# FRAGMENTO DEL DOCUMENTO:

La medida fue confirmada por la Oficina del Representante Comercial de Estados Unidos (USTR), tras la finalización de investigaciones realizadas bajo la Sección 301 de la Ley de Comercio de 1974, utilizada por Washington para responder a prácticas comerciales consideradas desleales o vinculadas a violaciones de derechos humanos.
El representante comercial estadounidense, Jamieson Greer, sostuvo que el objetivo es corregir prácticas que distorsionan el comercio internacional, especialmente aquellas relacionadas con la utilización de trabajo forzoso.
¿Cómo afecta a la Argentina?
Para la Argentina, el arancel general será del 10%, el mismo nivel que se aplicará a países como Canadá, México, India, Indonesia, Ecuador, Guatemala, Honduras, Malasia, Pakistán, Reino Unido y Bangladesh, entre otros.

No obstante, la resolución contempla la posibilidad de exenciones para determinados productos o sectores, aunque hasta el momento el Gobierno estadounidense no precisó cuáles serán los rubros beneficiados. Según la USTR, esas excepciones podrán otorgarse a países que demuestren el cumplimiento de normas destinadas a impedir el ingreso de productos elaborados mediante trabajo forzoso.

# DATOS REGISTRADOS:

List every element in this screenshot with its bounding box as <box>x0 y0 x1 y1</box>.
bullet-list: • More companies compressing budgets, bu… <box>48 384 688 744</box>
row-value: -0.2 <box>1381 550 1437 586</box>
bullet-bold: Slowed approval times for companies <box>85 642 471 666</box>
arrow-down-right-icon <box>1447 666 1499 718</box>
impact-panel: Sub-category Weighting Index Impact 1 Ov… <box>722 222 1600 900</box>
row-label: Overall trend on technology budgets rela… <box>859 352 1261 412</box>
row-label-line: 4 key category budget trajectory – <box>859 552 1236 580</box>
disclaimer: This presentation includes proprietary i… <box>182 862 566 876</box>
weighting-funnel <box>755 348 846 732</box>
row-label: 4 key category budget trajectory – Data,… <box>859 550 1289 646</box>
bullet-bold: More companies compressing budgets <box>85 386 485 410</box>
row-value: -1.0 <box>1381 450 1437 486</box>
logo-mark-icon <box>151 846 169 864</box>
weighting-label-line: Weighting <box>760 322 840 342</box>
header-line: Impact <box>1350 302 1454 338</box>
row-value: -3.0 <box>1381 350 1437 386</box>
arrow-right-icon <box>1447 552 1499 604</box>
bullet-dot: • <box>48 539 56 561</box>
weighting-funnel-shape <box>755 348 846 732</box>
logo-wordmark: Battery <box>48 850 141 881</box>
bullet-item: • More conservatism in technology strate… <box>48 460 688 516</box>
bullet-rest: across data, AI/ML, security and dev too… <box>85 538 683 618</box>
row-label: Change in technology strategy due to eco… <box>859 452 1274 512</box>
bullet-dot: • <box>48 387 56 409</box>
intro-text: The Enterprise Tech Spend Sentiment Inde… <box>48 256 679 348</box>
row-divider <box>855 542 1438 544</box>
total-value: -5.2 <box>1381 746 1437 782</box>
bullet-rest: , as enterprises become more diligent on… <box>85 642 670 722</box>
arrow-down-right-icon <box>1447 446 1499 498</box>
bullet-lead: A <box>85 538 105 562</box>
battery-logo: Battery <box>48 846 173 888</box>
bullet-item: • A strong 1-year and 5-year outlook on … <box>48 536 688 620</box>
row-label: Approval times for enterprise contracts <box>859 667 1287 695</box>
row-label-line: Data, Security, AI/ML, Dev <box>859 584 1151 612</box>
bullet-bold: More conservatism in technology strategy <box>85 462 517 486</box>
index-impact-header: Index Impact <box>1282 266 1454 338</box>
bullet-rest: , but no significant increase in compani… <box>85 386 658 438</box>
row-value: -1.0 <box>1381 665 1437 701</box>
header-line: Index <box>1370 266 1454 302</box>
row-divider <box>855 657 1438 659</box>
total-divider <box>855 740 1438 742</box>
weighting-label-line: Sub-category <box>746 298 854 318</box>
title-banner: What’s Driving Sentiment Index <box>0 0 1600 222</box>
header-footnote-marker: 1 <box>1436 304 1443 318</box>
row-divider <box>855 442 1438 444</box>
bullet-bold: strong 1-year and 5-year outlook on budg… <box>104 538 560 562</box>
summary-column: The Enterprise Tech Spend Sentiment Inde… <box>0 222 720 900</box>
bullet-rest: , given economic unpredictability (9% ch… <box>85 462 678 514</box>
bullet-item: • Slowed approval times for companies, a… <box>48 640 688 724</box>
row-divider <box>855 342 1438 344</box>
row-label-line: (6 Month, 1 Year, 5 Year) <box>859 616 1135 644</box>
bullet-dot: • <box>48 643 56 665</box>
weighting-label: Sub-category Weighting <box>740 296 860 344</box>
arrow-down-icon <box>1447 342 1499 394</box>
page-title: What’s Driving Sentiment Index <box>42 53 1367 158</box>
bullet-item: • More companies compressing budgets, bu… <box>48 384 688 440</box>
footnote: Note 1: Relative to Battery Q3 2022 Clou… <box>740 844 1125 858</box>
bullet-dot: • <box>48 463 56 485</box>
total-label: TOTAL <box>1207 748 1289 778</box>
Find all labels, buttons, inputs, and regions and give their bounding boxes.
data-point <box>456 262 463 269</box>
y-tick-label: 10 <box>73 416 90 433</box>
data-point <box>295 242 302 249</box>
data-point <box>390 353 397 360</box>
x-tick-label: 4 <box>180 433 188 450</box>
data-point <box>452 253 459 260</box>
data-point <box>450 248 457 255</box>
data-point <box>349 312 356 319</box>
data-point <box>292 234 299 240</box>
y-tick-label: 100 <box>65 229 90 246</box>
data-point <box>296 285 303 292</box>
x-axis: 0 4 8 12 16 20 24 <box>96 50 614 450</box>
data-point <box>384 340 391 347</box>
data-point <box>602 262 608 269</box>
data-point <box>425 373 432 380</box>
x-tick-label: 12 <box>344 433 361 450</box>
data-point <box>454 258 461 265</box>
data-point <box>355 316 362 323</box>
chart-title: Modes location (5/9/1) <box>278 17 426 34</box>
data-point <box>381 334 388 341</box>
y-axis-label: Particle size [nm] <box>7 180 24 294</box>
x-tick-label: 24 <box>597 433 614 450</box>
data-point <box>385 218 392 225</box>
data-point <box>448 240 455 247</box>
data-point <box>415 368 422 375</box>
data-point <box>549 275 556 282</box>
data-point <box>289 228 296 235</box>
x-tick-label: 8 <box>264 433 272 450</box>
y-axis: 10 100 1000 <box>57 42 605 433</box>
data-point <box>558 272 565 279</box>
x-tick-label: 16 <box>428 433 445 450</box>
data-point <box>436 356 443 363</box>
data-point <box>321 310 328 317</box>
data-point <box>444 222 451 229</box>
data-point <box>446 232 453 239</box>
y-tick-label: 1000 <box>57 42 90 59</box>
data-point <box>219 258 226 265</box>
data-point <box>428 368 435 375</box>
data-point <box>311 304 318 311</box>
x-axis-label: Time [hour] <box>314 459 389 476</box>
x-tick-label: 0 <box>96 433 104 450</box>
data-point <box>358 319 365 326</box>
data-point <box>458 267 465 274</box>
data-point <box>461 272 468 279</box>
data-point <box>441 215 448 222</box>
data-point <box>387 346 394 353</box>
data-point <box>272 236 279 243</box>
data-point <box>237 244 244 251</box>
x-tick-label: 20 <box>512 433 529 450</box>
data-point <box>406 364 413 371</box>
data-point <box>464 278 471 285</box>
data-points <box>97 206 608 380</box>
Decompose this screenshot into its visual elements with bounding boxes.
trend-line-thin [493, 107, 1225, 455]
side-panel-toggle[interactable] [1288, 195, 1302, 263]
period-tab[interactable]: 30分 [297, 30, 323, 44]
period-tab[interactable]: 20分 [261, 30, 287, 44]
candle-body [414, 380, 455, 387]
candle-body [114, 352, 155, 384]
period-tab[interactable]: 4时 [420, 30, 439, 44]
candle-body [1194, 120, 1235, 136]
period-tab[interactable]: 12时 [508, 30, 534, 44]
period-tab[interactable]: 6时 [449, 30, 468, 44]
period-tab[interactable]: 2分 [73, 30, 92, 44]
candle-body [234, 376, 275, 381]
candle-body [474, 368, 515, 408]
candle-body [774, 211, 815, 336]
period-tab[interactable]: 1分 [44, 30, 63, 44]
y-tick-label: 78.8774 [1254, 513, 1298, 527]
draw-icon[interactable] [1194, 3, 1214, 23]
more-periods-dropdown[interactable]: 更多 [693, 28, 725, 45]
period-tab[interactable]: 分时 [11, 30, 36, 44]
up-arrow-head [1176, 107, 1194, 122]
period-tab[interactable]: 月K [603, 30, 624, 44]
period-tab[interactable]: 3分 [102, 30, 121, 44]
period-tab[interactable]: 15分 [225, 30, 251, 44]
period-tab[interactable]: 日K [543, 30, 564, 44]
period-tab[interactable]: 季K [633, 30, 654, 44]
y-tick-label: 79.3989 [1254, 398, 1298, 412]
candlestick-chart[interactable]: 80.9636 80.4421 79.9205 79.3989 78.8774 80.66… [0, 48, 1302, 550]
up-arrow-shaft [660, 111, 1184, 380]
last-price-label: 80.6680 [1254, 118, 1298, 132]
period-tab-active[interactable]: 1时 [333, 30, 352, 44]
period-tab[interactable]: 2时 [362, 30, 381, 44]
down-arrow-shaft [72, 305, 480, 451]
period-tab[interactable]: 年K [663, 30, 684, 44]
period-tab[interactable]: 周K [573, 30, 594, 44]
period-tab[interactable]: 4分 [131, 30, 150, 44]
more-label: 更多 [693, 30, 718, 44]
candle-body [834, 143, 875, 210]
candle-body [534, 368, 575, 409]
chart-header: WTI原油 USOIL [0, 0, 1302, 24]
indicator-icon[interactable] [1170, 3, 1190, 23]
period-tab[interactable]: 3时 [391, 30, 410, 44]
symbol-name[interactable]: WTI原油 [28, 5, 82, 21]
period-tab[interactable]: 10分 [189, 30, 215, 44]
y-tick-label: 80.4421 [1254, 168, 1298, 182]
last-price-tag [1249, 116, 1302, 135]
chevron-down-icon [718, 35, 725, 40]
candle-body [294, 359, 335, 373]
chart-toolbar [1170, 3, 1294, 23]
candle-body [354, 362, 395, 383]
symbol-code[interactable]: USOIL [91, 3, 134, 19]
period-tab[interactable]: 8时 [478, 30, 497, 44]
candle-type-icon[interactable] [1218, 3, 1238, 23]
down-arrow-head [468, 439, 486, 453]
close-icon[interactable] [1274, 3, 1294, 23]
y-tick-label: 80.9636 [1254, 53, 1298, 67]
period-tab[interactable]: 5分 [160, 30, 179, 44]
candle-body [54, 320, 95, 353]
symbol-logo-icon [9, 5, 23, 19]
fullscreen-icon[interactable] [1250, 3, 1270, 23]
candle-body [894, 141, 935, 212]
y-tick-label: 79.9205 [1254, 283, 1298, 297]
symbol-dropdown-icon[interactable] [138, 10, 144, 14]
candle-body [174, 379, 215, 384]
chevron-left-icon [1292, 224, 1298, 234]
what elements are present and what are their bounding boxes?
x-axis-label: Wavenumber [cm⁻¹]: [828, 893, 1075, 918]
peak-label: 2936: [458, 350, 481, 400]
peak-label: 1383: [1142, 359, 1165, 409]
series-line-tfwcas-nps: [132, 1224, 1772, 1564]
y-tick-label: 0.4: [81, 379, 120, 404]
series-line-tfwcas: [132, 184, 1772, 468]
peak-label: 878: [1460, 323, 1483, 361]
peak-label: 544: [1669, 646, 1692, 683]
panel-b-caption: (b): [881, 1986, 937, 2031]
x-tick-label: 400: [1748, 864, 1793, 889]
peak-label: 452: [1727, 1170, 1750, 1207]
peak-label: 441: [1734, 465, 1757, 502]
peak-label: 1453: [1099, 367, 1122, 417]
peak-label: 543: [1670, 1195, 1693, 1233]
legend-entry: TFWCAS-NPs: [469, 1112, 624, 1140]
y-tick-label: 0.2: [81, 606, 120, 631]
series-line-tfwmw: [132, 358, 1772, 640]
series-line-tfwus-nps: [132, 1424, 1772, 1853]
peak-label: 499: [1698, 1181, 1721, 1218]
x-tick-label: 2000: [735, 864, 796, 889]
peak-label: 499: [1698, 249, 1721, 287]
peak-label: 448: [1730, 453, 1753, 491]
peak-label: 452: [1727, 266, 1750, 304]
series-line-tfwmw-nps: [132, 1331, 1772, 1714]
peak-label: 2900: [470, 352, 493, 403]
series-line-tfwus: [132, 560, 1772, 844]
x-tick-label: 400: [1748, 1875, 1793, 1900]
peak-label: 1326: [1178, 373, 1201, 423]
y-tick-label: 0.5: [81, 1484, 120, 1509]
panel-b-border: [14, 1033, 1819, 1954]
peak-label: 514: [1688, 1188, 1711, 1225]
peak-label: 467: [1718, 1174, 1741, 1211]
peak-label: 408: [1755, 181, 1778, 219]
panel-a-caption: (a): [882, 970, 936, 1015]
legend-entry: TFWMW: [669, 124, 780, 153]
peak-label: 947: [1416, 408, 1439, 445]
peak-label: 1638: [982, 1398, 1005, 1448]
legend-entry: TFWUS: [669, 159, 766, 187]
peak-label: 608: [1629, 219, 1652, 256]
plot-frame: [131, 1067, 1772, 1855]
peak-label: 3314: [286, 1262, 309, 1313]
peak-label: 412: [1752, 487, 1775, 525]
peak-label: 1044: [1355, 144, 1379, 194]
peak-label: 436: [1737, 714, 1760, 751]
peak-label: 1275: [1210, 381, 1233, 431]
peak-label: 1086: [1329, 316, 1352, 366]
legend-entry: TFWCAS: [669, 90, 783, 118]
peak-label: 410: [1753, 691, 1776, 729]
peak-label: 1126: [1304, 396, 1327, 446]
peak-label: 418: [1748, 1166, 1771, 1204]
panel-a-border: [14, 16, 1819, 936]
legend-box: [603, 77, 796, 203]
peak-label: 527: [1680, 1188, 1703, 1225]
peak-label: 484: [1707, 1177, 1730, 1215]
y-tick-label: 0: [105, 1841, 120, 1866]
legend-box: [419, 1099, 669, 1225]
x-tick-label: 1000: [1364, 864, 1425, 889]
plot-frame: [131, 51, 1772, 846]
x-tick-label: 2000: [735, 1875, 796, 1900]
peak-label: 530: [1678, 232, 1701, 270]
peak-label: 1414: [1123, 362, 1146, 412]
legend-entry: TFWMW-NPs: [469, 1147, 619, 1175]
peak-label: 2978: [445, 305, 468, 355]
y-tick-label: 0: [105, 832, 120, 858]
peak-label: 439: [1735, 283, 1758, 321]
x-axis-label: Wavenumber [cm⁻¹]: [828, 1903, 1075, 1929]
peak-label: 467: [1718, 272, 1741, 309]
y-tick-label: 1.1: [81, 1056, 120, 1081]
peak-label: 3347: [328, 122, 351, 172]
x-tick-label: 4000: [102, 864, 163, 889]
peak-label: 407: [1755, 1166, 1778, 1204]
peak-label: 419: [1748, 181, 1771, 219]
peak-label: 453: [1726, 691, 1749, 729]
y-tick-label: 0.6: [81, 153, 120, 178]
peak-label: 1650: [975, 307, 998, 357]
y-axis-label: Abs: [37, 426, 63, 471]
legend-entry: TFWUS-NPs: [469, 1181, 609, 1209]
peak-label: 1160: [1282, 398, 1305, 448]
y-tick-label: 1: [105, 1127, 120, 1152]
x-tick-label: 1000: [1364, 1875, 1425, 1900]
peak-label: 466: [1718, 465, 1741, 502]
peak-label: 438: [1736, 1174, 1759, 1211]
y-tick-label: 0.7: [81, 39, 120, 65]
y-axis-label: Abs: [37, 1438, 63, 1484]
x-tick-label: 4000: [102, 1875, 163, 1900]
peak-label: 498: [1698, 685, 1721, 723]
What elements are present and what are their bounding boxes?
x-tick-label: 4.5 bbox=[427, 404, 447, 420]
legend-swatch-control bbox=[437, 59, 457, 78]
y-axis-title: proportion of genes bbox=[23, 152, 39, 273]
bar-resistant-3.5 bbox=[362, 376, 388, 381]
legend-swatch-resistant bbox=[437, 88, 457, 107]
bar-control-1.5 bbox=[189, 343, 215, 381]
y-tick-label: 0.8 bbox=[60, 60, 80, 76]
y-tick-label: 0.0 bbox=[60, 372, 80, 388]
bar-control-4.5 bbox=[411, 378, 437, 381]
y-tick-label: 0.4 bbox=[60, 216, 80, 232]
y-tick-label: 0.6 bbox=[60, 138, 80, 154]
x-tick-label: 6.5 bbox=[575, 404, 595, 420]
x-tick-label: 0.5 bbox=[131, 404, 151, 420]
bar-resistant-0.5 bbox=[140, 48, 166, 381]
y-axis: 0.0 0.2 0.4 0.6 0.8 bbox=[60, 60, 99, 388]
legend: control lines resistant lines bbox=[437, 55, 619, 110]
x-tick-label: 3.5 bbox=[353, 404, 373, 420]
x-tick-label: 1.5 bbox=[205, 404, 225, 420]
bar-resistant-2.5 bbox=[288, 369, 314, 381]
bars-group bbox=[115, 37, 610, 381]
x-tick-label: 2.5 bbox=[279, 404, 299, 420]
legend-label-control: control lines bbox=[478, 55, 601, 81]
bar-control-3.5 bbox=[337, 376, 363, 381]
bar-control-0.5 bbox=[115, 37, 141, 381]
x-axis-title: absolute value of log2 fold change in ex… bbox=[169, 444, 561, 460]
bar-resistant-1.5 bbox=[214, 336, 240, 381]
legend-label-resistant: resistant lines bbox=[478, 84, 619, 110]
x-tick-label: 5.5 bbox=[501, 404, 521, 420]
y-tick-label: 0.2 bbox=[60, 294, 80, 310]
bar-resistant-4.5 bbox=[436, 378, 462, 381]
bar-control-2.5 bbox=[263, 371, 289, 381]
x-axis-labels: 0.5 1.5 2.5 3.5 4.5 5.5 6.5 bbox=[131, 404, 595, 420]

# CON LA INFORMACIÓN:
• a. Resume en dos oraciones el párrafo del texto sobre el arancel estadounidense que comienza con "No obstante, la resolución contempla" y conserva sus datos principales.
• b. Contesta estas preguntas con datos del texto sobre el arancel estadounidense:
(i) ¿Bajo qué sección de la Ley de Comercio de 1974 se realizaron las investigaciones?
(ii) ¿Cómo se llama el representante comercial estadounidense?
(iii) ¿Qué arancel general se aplicará a la Argentina?
• c. Por favor, escribe cómo sigue el texto sobre el arancel estadounidense después de su última oración.

# RESPUESTAS DEL EJERCICIO:
• a. La resolución prevé posibles exenciones para ciertos productos o sectores, aunque el Gobierno estadounidense todavía no precisó cuáles serán. Según la USTR, podrán recibirlas los países que demuestren cumplir normas destinadas a impedir el ingreso de productos elaborados con trabajo forzoso.

• b.
(i) La Sección 301.
(ii) Jamieson Greer.
(iii) Un arancel del 10%.

• c.
Otros países alcanzados
En el caso de la Unión Europea, Japón, Corea del Sur, Taiwán y Suiza, algunos productos estarán alcanzados por aranceles de entre el 10% y el 12,5%, mientras que para el resto de los países incluidos en la medida el gravamen será del 12,5%.
La administración Trump también recordó que anteriormente había anunciado aranceles del 50% para determinados productos de Canadá y del 25% para productos provenientes de Brasil, aunque esas medidas corresponden a esquemas específicos.